▸ What is required
Look through the listing for the word "Speed". Copy each line that has it.

=== Dataset extract ===

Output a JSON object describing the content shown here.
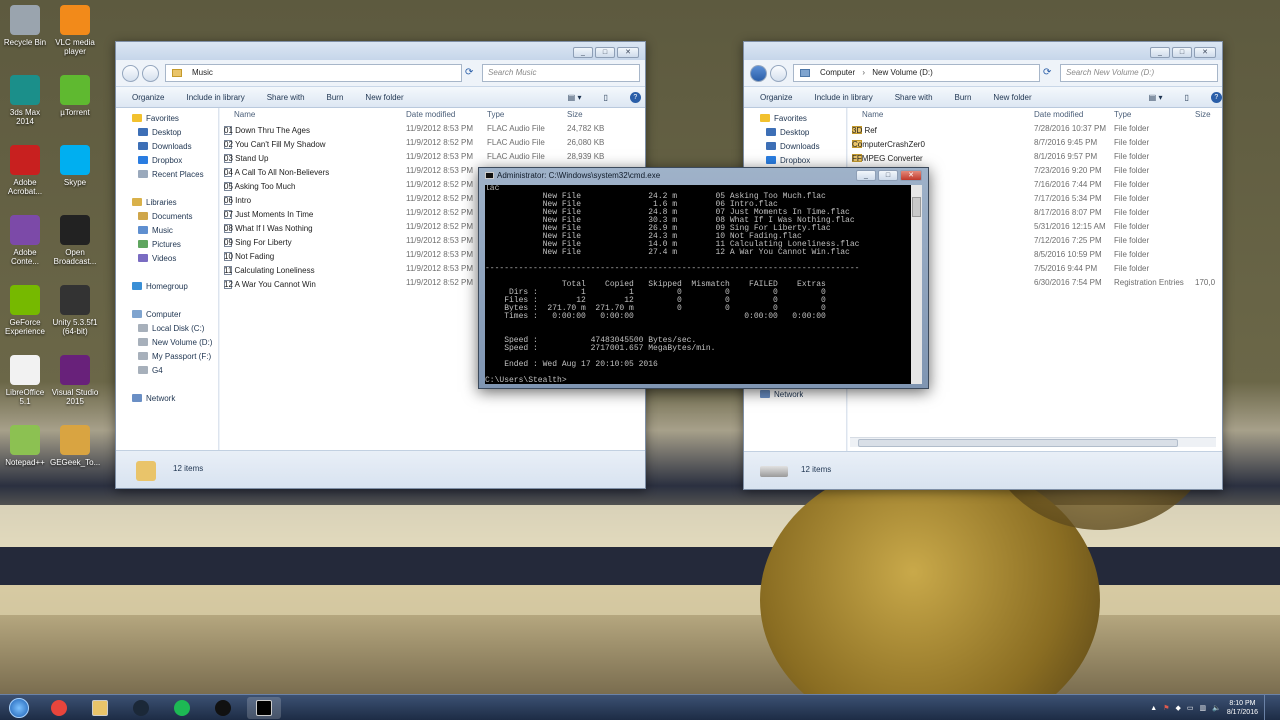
{
  "desktop_icons": [
    {
      "label": "Recycle Bin",
      "icon": "recycle-bin-icon",
      "color": "#9aa4ae"
    },
    {
      "label": "VLC media player",
      "icon": "vlc-icon",
      "color": "#f28a1a"
    },
    {
      "label": "3ds Max 2014",
      "icon": "3dsmax-icon",
      "color": "#1b8f8a"
    },
    {
      "label": "µTorrent",
      "icon": "utorrent-icon",
      "color": "#5fb930"
    },
    {
      "label": "Adobe Acrobat...",
      "icon": "acrobat-icon",
      "color": "#c8201f"
    },
    {
      "label": "Skype",
      "icon": "skype-icon",
      "color": "#00aff0"
    },
    {
      "label": "Adobe Conte...",
      "icon": "adobe-content-icon",
      "color": "#7c4aa8"
    },
    {
      "label": "Open Broadcast...",
      "icon": "obs-icon",
      "color": "#222222"
    },
    {
      "label": "GeForce Experience",
      "icon": "geforce-icon",
      "color": "#76b900"
    },
    {
      "label": "Unity 5.3.5f1 (64-bit)",
      "icon": "unity-icon",
      "color": "#333333"
    },
    {
      "label": "LibreOffice 5.1",
      "icon": "libreoffice-icon",
      "color": "#f2f2f2"
    },
    {
      "label": "Visual Studio 2015",
      "icon": "visual-studio-icon",
      "color": "#68217a"
    },
    {
      "label": "Notepad++",
      "icon": "notepadpp-icon",
      "color": "#8cc152"
    },
    {
      "label": "GEGeek_To...",
      "icon": "archive-icon",
      "color": "#d9a441"
    }
  ],
  "left_window": {
    "address": "Music",
    "search_placeholder": "Search Music",
    "toolbar": [
      "Organize",
      "Include in library",
      "Share with",
      "Burn",
      "New folder"
    ],
    "nav": [
      {
        "label": "Favorites",
        "icon": "star-icon",
        "indent": 0
      },
      {
        "label": "Desktop",
        "icon": "desktop-icon",
        "indent": 1
      },
      {
        "label": "Downloads",
        "icon": "downloads-icon",
        "indent": 1
      },
      {
        "label": "Dropbox",
        "icon": "dropbox-icon",
        "indent": 1
      },
      {
        "label": "Recent Places",
        "icon": "recent-places-icon",
        "indent": 1
      },
      {
        "label": "",
        "icon": "",
        "indent": 0
      },
      {
        "label": "Libraries",
        "icon": "libraries-icon",
        "indent": 0
      },
      {
        "label": "Documents",
        "icon": "documents-icon",
        "indent": 1
      },
      {
        "label": "Music",
        "icon": "music-icon",
        "indent": 1
      },
      {
        "label": "Pictures",
        "icon": "pictures-icon",
        "indent": 1
      },
      {
        "label": "Videos",
        "icon": "videos-icon",
        "indent": 1
      },
      {
        "label": "",
        "icon": "",
        "indent": 0
      },
      {
        "label": "Homegroup",
        "icon": "homegroup-icon",
        "indent": 0
      },
      {
        "label": "",
        "icon": "",
        "indent": 0
      },
      {
        "label": "Computer",
        "icon": "computer-icon",
        "indent": 0
      },
      {
        "label": "Local Disk (C:)",
        "icon": "drive-icon",
        "indent": 1
      },
      {
        "label": "New Volume (D:)",
        "icon": "drive-icon",
        "indent": 1
      },
      {
        "label": "My Passport (F:)",
        "icon": "drive-icon",
        "indent": 1
      },
      {
        "label": "G4",
        "icon": "drive-icon",
        "indent": 1
      },
      {
        "label": "",
        "icon": "",
        "indent": 0
      },
      {
        "label": "Network",
        "icon": "network-icon",
        "indent": 0
      }
    ],
    "columns": [
      "Name",
      "Date modified",
      "Type",
      "Size"
    ],
    "files": [
      {
        "name": "01 Down Thru The Ages",
        "date": "11/9/2012 8:53 PM",
        "type": "FLAC Audio File",
        "size": "24,782 KB"
      },
      {
        "name": "02 You Can't Fill My Shadow",
        "date": "11/9/2012 8:52 PM",
        "type": "FLAC Audio File",
        "size": "26,080 KB"
      },
      {
        "name": "03 Stand Up",
        "date": "11/9/2012 8:53 PM",
        "type": "FLAC Audio File",
        "size": "28,939 KB"
      },
      {
        "name": "04 A Call To All Non-Believers",
        "date": "11/9/2012 8:53 PM",
        "type": "",
        "size": ""
      },
      {
        "name": "05 Asking Too Much",
        "date": "11/9/2012 8:52 PM",
        "type": "",
        "size": ""
      },
      {
        "name": "06 Intro",
        "date": "11/9/2012 8:52 PM",
        "type": "",
        "size": ""
      },
      {
        "name": "07 Just Moments In Time",
        "date": "11/9/2012 8:52 PM",
        "type": "",
        "size": ""
      },
      {
        "name": "08 What If I Was Nothing",
        "date": "11/9/2012 8:52 PM",
        "type": "",
        "size": ""
      },
      {
        "name": "09 Sing For Liberty",
        "date": "11/9/2012 8:53 PM",
        "type": "",
        "size": ""
      },
      {
        "name": "10 Not Fading",
        "date": "11/9/2012 8:53 PM",
        "type": "",
        "size": ""
      },
      {
        "name": "11 Calculating Loneliness",
        "date": "11/9/2012 8:53 PM",
        "type": "",
        "size": ""
      },
      {
        "name": "12 A War You Cannot Win",
        "date": "11/9/2012 8:52 PM",
        "type": "",
        "size": ""
      }
    ],
    "status": "12 items"
  },
  "right_window": {
    "address": [
      "Computer",
      "New Volume (D:)"
    ],
    "search_placeholder": "Search New Volume (D:)",
    "toolbar": [
      "Organize",
      "Include in library",
      "Share with",
      "Burn",
      "New folder"
    ],
    "nav": [
      {
        "label": "Favorites",
        "icon": "star-icon",
        "indent": 0
      },
      {
        "label": "Desktop",
        "icon": "desktop-icon",
        "indent": 1
      },
      {
        "label": "Downloads",
        "icon": "downloads-icon",
        "indent": 1
      },
      {
        "label": "Dropbox",
        "icon": "dropbox-icon",
        "indent": 1
      }
    ],
    "nav_bottom": "Network",
    "columns": [
      "Name",
      "Date modified",
      "Type",
      "Size"
    ],
    "files": [
      {
        "name": "3D Ref",
        "date": "7/28/2016 10:37 PM",
        "type": "File folder",
        "size": ""
      },
      {
        "name": "ComputerCrashZer0",
        "date": "8/7/2016 9:45 PM",
        "type": "File folder",
        "size": ""
      },
      {
        "name": "FFMPEG Converter",
        "date": "8/1/2016 9:57 PM",
        "type": "File folder",
        "size": ""
      },
      {
        "name": "",
        "date": "7/23/2016 9:20 PM",
        "type": "File folder",
        "size": ""
      },
      {
        "name": "opment Project Work",
        "date": "7/16/2016 7:44 PM",
        "type": "File folder",
        "size": ""
      },
      {
        "name": "",
        "date": "7/17/2016 5:34 PM",
        "type": "File folder",
        "size": ""
      },
      {
        "name": "",
        "date": "8/17/2016 8:07 PM",
        "type": "File folder",
        "size": ""
      },
      {
        "name": "",
        "date": "5/31/2016 12:15 AM",
        "type": "File folder",
        "size": ""
      },
      {
        "name": "",
        "date": "7/12/2016 7:25 PM",
        "type": "File folder",
        "size": ""
      },
      {
        "name": "",
        "date": "8/5/2016 10:59 PM",
        "type": "File folder",
        "size": ""
      },
      {
        "name": "",
        "date": "7/5/2016 9:44 PM",
        "type": "File folder",
        "size": ""
      },
      {
        "name": "",
        "date": "6/30/2016 7:54 PM",
        "type": "Registration Entries",
        "size": "170,0"
      }
    ],
    "status": "12 items"
  },
  "cmd": {
    "title": "Administrator: C:\\Windows\\system32\\cmd.exe",
    "lines": [
      "lac",
      "            New File              24.2 m        05 Asking Too Much.flac",
      "            New File               1.6 m        06 Intro.flac",
      "            New File              24.8 m        07 Just Moments In Time.flac",
      "            New File              30.3 m        08 What If I Was Nothing.flac",
      "            New File              26.9 m        09 Sing For Liberty.flac",
      "            New File              24.3 m        10 Not Fading.flac",
      "            New File              14.0 m        11 Calculating Loneliness.flac",
      "            New File              27.4 m        12 A War You Cannot Win.flac",
      "",
      "------------------------------------------------------------------------------",
      "",
      "                Total    Copied   Skipped  Mismatch    FAILED    Extras",
      "     Dirs :         1         1         0         0         0         0",
      "    Files :        12        12         0         0         0         0",
      "    Bytes :  271.70 m  271.70 m         0         0         0         0",
      "    Times :   0:00:00   0:00:00                       0:00:00   0:00:00",
      "",
      "",
      "    Speed :           47483045500 Bytes/sec.",
      "    Speed :           2717001.657 MegaBytes/min.",
      "",
      "    Ended : Wed Aug 17 20:10:05 2016",
      "",
      "C:\\Users\\Stealth>"
    ]
  },
  "taskbar": {
    "apps": [
      {
        "name": "chrome-icon",
        "color": "#e8453c"
      },
      {
        "name": "explorer-icon",
        "color": "#e9c46a"
      },
      {
        "name": "steam-icon",
        "color": "#1b2838"
      },
      {
        "name": "spotify-icon",
        "color": "#1db954"
      },
      {
        "name": "obs-icon",
        "color": "#111111"
      },
      {
        "name": "cmd-icon",
        "color": "#000000"
      }
    ],
    "time": "8:10 PM",
    "date": "8/17/2016"
  }
}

===

▸ Exercise response
      "    Speed :           47483045500 Bytes/sec.",
      "    Speed :           2717001.657 MegaBytes/min.",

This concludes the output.